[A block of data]
^^^^^^^^^^^^^^^^

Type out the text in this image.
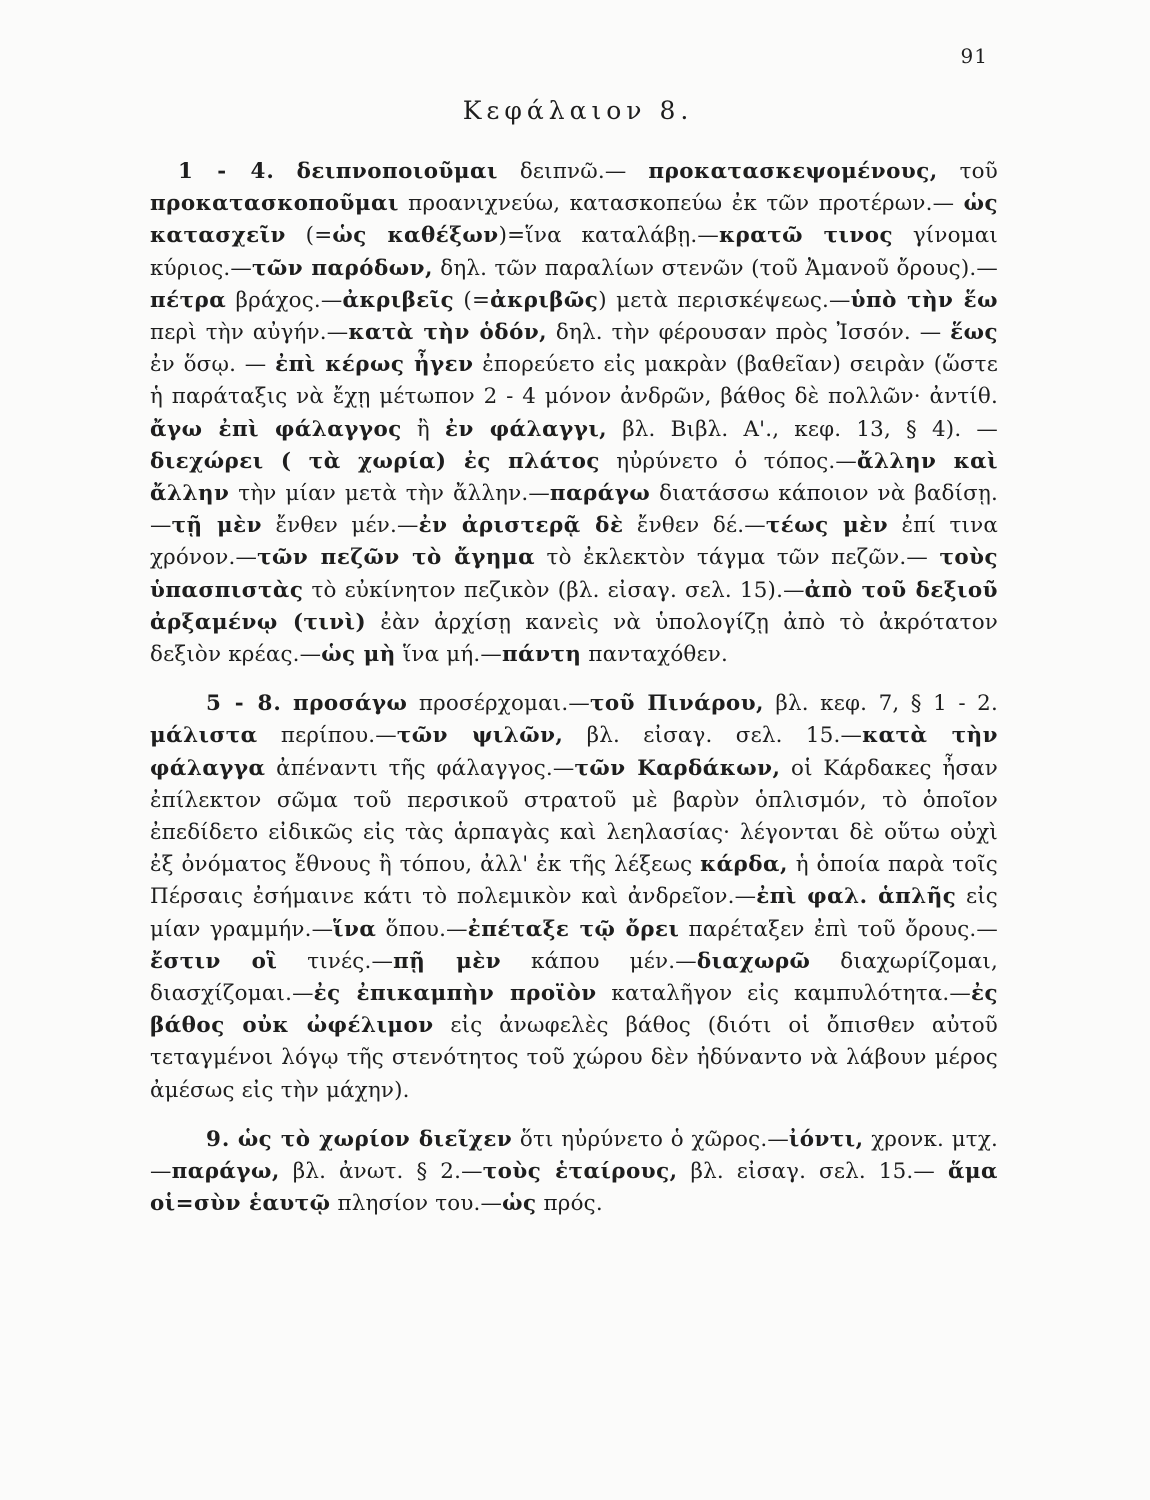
91
Κεφάλαιον 8.

1 - 4. δειπνοποιοῦμαι δειπνῶ.— προκατασκεψομένους, τοῦ προκατασκοποῦμαι προανιχνεύω, κατασκοπεύω ἐκ τῶν προτέρων.— ὡς κατασχεῖν (=ὡς καθέξων)=ἵνα καταλάβῃ.—κρατῶ τινος γίνομαι κύριος.—τῶν παρόδων, δηλ. τῶν παραλίων στενῶν (τοῦ Ἀμανοῦ ὄρους).—πέτρα βράχος.—ἀκριβεῖς (=ἀκριβῶς) μετὰ περισκέψεως.—ὑπὸ τὴν ἕω περὶ τὴν αὐγήν.—κατὰ τὴν ὁδόν, δηλ. τὴν φέρουσαν πρὸς Ἰσσόν. — ἕως ἐν ὅσῳ. — ἐπὶ κέρως ἦγεν ἐπορεύετο εἰς μακρὰν (βαθεῖαν) σειρὰν (ὥστε ἡ παράταξις νὰ ἔχῃ μέτωπον 2 - 4 μόνον ἀνδρῶν, βάθος δὲ πολλῶν· ἀντίθ. ἄγω ἐπὶ φάλαγγος ἢ ἐν φάλαγγι, βλ. Βιβλ. Α'., κεφ. 13, § 4). — διεχώρει ( τὰ χωρία) ἐς πλάτος ηὐρύνετο ὁ τόπος.—ἄλλην καὶ ἄλλην τὴν μίαν μετὰ τὴν ἄλλην.—παράγω διατάσσω κάποιον νὰ βαδίσῃ.—τῇ μὲν ἔνθεν μέν.—ἐν ἀριστερᾷ δὲ ἔνθεν δέ.—τέως μὲν ἐπί τινα χρόνον.—τῶν πεζῶν τὸ ἄγημα τὸ ἐκλεκτὸν τάγμα τῶν πεζῶν.— τοὺς ὑπασπιστὰς τὸ εὐκίνητον πεζικὸν (βλ. εἰσαγ. σελ. 15).—ἀπὸ τοῦ δεξιοῦ ἀρξαμένῳ (τινὶ) ἐὰν ἀρχίσῃ κανεὶς νὰ ὑπολογίζῃ ἀπὸ τὸ ἀκρότατον δεξιὸν κρέας.—ὡς μὴ ἵνα μή.—πάντη πανταχόθεν.

5 - 8. προσάγω προσέρχομαι.—τοῦ Πινάρου, βλ. κεφ. 7, § 1 - 2. μάλιστα περίπου.—τῶν ψιλῶν, βλ. εἰσαγ. σελ. 15.—κατὰ τὴν φάλαγγα ἀπέναντι τῆς φάλαγγος.—τῶν Καρδάκων, οἱ Κάρδακες ἦσαν ἐπίλεκτον σῶμα τοῦ περσικοῦ στρατοῦ μὲ βαρὺν ὁπλισμόν, τὸ ὁποῖον ἐπεδίδετο εἰδικῶς εἰς τὰς ἁρπαγὰς καὶ λεηλασίας· λέγονται δὲ οὕτω οὐχὶ ἐξ ὀνόματος ἔθνους ἢ τόπου, ἀλλ' ἐκ τῆς λέξεως κάρδα, ἡ ὁποία παρὰ τοῖς Πέρσαις ἐσήμαινε κάτι τὸ πολεμικὸν καὶ ἀνδρεῖον.—ἐπὶ φαλ. ἁπλῆς εἰς μίαν γραμμήν.—ἵνα ὅπου.—ἐπέταξε τῷ ὄρει παρέταξεν ἐπὶ τοῦ ὄρους.—ἔστιν οἳ τινές.—πῇ μὲν κάπου μέν.—διαχωρῶ διαχωρίζομαι, διασχίζομαι.—ἐς ἐπικαμπὴν προϊὸν καταλῆγον εἰς καμπυλότητα.—ἐς βάθος οὐκ ὠφέλιμον εἰς ἀνωφελὲς βάθος (διότι οἱ ὄπισθεν αὐτοῦ τεταγμένοι λόγῳ τῆς στενότητος τοῦ χώρου δὲν ἠδύναντο νὰ λάβουν μέρος ἀμέσως εἰς τὴν μάχην).

9. ὡς τὸ χωρίον διεῖχεν ὅτι ηὐρύνετο ὁ χῶρος.—ἰόντι, χρονκ. μτχ.—παράγω, βλ. ἀνωτ. § 2.—τοὺς ἑταίρους, βλ. εἰσαγ. σελ. 15.— ἅμα οἱ=σὺν ἑαυτῷ πλησίον του.—ὡς πρός.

^^^^^^^^^^^^^^^^

◆ **EXERCISE DETAILS**: Quote the listing above in full, except for the pictures.

◆ **THE COMPLETED TASK**:
Type out the text in this image.
91
Κεφάλαιον 8.

1 - 4. δειπνοποιοῦμαι δειπνῶ.— προκατασκεψομένους, τοῦ προκατασκοποῦμαι προανιχνεύω, κατασκοπεύω ἐκ τῶν προτέρων.— ὡς κατασχεῖν (=ὡς καθέξων)=ἵνα καταλάβῃ.—κρατῶ τινος γίνομαι κύριος.—τῶν παρόδων, δηλ. τῶν παραλίων στενῶν (τοῦ Ἀμανοῦ ὄρους).—πέτρα βράχος.—ἀκριβεῖς (=ἀκριβῶς) μετὰ περισκέψεως.—ὑπὸ τὴν ἕω περὶ τὴν αὐγήν.—κατὰ τὴν ὁδόν, δηλ. τὴν φέρουσαν πρὸς Ἰσσόν. — ἕως ἐν ὅσῳ. — ἐπὶ κέρως ἦγεν ἐπορεύετο εἰς μακρὰν (βαθεῖαν) σειρὰν (ὥστε ἡ παράταξις νὰ ἔχῃ μέτωπον 2 - 4 μόνον ἀνδρῶν, βάθος δὲ πολλῶν· ἀντίθ. ἄγω ἐπὶ φάλαγγος ἢ ἐν φάλαγγι, βλ. Βιβλ. Α'., κεφ. 13, § 4). — διεχώρει ( τὰ χωρία) ἐς πλάτος ηὐρύνετο ὁ τόπος.—ἄλλην καὶ ἄλλην τὴν μίαν μετὰ τὴν ἄλλην.—παράγω διατάσσω κάποιον νὰ βαδίσῃ.—τῇ μὲν ἔνθεν μέν.—ἐν ἀριστερᾷ δὲ ἔνθεν δέ.—τέως μὲν ἐπί τινα χρόνον.—τῶν πεζῶν τὸ ἄγημα τὸ ἐκλεκτὸν τάγμα τῶν πεζῶν.— τοὺς ὑπασπιστὰς τὸ εὐκίνητον πεζικὸν (βλ. εἰσαγ. σελ. 15).—ἀπὸ τοῦ δεξιοῦ ἀρξαμένῳ (τινὶ) ἐὰν ἀρχίσῃ κανεὶς νὰ ὑπολογίζῃ ἀπὸ τὸ ἀκρότατον δεξιὸν κρέας.—ὡς μὴ ἵνα μή.—πάντη πανταχόθεν.

5 - 8. προσάγω προσέρχομαι.—τοῦ Πινάρου, βλ. κεφ. 7, § 1 - 2. μάλιστα περίπου.—τῶν ψιλῶν, βλ. εἰσαγ. σελ. 15.—κατὰ τὴν φάλαγγα ἀπέναντι τῆς φάλαγγος.—τῶν Καρδάκων, οἱ Κάρδακες ἦσαν ἐπίλεκτον σῶμα τοῦ περσικοῦ στρατοῦ μὲ βαρὺν ὁπλισμόν, τὸ ὁποῖον ἐπεδίδετο εἰδικῶς εἰς τὰς ἁρπαγὰς καὶ λεηλασίας· λέγονται δὲ οὕτω οὐχὶ ἐξ ὀνόματος ἔθνους ἢ τόπου, ἀλλ' ἐκ τῆς λέξεως κάρδα, ἡ ὁποία παρὰ τοῖς Πέρσαις ἐσήμαινε κάτι τὸ πολεμικὸν καὶ ἀνδρεῖον.—ἐπὶ φαλ. ἁπλῆς εἰς μίαν γραμμήν.—ἵνα ὅπου.—ἐπέταξε τῷ ὄρει παρέταξεν ἐπὶ τοῦ ὄρους.—ἔστιν οἳ τινές.—πῇ μὲν κάπου μέν.—διαχωρῶ διαχωρίζομαι, διασχίζομαι.—ἐς ἐπικαμπὴν προϊὸν καταλῆγον εἰς καμπυλότητα.—ἐς βάθος οὐκ ὠφέλιμον εἰς ἀνωφελὲς βάθος (διότι οἱ ὄπισθεν αὐτοῦ τεταγμένοι λόγῳ τῆς στενότητος τοῦ χώρου δὲν ἠδύναντο νὰ λάβουν μέρος ἀμέσως εἰς τὴν μάχην).

9. ὡς τὸ χωρίον διεῖχεν ὅτι ηὐρύνετο ὁ χῶρος.—ἰόντι, χρονκ. μτχ.—παράγω, βλ. ἀνωτ. § 2.—τοὺς ἑταίρους, βλ. εἰσαγ. σελ. 15.— ἅμα οἱ=σὺν ἑαυτῷ πλησίον του.—ὡς πρός.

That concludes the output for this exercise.